### WORK TO COMPLETE
Answer with a number only: how many lines of the data contain "crying"?

### RECORDS FOR PROCESSING
────────────────

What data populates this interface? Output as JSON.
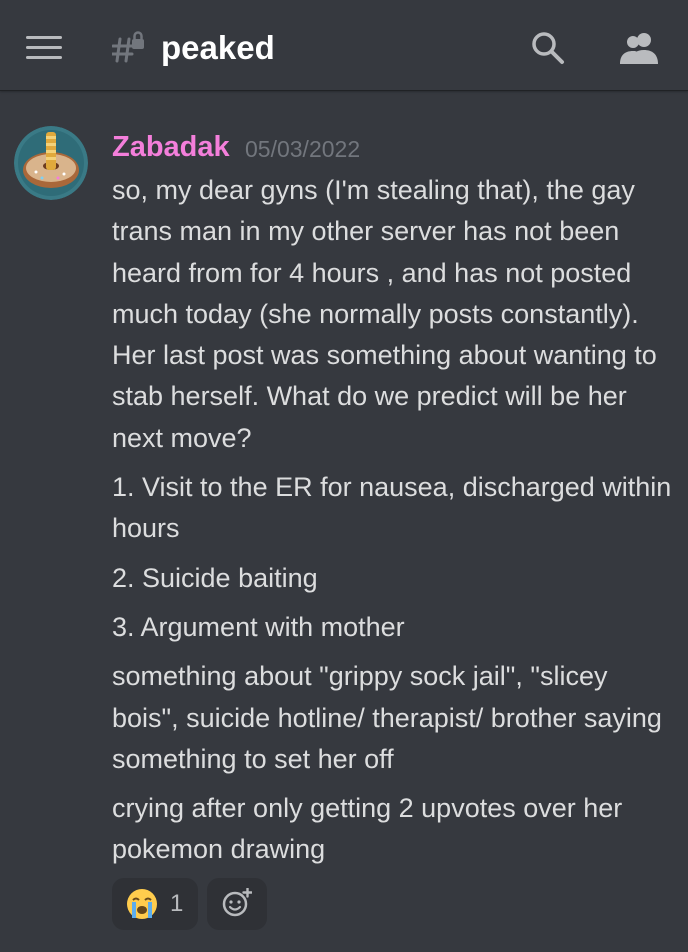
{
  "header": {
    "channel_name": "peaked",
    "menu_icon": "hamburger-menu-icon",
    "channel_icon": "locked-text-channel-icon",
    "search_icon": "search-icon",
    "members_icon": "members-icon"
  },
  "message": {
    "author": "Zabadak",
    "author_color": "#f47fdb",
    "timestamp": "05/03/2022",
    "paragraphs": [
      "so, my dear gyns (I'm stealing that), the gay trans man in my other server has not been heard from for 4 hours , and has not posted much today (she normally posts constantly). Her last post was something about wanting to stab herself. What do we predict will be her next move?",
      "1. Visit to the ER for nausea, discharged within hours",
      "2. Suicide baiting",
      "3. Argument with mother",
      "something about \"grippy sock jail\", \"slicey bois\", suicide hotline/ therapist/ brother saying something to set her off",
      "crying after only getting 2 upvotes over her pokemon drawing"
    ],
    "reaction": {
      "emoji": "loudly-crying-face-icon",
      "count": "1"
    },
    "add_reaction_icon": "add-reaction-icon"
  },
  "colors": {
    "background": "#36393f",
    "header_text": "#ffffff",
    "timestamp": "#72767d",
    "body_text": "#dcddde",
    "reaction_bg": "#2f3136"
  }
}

────────────────

### COMPLETED TASK
2